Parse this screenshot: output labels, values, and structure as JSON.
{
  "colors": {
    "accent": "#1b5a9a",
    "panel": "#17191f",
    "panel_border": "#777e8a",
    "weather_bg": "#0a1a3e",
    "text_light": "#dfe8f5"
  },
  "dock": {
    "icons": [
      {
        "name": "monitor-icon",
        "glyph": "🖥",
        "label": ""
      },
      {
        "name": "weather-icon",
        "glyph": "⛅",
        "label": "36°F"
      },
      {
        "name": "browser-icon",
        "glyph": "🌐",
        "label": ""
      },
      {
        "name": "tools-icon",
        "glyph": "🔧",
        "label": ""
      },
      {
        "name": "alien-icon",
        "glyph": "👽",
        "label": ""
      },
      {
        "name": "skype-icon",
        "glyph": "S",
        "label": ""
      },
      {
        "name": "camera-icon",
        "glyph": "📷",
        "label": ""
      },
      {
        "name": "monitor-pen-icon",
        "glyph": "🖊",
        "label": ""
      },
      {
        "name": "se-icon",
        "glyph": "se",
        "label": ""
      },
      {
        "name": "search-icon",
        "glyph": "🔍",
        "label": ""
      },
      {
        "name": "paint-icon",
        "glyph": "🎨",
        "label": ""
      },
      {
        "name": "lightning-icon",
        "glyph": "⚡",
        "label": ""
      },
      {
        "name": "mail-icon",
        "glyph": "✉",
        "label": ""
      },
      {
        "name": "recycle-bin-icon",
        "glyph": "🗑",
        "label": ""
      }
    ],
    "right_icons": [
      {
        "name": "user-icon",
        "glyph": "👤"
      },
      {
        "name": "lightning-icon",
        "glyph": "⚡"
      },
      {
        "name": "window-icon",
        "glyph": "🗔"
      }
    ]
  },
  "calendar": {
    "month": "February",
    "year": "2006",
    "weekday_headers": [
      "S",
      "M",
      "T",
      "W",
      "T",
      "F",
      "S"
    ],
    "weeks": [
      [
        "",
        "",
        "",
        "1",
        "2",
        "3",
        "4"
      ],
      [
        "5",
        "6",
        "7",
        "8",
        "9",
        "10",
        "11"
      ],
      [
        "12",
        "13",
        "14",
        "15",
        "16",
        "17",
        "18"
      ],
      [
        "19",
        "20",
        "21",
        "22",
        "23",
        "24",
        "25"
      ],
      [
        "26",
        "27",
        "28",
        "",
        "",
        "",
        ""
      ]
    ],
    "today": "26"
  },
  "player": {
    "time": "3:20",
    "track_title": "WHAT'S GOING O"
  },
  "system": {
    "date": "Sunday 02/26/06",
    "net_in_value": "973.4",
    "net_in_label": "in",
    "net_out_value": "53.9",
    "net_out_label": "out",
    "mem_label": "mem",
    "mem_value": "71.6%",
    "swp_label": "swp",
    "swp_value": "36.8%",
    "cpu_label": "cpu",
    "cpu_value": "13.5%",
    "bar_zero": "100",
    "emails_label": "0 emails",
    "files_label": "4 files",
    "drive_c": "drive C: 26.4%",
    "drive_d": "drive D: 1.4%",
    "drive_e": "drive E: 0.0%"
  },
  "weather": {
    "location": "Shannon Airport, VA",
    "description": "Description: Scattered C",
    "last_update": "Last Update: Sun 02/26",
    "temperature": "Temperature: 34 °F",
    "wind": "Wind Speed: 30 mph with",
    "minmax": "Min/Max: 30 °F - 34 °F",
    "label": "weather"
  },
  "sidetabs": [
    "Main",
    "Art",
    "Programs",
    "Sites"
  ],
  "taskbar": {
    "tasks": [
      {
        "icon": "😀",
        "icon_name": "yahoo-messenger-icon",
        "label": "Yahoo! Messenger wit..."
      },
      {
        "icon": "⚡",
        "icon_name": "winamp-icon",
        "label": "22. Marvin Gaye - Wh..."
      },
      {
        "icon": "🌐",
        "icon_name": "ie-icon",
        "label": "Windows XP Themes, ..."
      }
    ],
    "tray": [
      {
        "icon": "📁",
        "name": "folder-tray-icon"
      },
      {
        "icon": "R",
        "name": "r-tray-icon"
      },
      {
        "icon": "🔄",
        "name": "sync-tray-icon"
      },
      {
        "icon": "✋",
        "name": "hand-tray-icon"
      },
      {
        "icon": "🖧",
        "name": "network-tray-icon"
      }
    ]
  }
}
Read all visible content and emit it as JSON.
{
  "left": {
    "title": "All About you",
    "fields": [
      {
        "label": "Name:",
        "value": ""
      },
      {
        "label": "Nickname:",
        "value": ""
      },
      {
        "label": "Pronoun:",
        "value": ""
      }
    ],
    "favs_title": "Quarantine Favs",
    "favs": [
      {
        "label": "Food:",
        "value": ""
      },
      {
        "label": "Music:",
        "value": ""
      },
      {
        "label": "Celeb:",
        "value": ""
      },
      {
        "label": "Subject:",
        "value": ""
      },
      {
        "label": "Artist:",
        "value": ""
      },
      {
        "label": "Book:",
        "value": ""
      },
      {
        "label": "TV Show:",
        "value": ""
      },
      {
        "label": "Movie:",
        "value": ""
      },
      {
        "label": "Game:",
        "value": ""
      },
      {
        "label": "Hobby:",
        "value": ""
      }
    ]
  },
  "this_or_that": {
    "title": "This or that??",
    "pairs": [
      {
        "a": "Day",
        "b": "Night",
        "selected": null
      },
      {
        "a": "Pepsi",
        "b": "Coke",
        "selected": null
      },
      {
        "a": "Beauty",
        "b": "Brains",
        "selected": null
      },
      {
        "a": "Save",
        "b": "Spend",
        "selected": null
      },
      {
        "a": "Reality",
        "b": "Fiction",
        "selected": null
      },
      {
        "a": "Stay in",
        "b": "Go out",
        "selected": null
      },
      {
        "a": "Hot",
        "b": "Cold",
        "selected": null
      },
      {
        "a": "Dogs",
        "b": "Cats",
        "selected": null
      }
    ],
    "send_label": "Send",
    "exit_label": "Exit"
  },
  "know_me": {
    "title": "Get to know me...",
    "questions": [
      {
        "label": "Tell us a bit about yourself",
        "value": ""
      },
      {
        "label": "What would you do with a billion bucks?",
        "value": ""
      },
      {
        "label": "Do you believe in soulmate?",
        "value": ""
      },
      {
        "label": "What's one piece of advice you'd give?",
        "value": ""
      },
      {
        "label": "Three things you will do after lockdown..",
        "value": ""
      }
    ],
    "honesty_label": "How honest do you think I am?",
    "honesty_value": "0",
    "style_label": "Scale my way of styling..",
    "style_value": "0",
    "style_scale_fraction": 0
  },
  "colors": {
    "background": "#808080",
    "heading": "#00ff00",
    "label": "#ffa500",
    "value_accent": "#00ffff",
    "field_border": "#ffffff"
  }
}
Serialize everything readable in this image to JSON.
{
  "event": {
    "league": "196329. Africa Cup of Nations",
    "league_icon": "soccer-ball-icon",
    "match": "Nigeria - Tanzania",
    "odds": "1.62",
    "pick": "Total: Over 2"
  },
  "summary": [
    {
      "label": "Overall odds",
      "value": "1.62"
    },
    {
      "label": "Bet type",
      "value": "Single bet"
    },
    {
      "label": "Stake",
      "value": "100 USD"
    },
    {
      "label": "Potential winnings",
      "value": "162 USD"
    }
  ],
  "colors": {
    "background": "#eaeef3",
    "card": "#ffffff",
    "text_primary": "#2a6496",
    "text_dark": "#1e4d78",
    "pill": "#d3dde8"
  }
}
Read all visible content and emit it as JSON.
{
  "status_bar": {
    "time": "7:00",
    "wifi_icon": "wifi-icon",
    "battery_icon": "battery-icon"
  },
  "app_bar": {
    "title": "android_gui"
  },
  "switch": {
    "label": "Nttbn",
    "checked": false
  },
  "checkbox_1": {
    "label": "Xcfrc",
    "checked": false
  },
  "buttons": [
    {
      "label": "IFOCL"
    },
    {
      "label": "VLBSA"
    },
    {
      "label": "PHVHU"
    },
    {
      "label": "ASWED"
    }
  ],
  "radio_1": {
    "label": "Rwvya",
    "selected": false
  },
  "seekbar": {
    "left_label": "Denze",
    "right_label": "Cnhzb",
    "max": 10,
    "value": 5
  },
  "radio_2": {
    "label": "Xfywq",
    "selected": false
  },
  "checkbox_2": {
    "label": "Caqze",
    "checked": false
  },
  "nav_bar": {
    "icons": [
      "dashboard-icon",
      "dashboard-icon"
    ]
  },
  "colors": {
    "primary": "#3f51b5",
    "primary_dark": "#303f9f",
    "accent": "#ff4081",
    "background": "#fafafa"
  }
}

* * * *

• **WHAT IS BEING ASKED**
From the data above, work out how many lines contain the string "tray" and reply with only the number.

• **RIGHT ANSWER**
6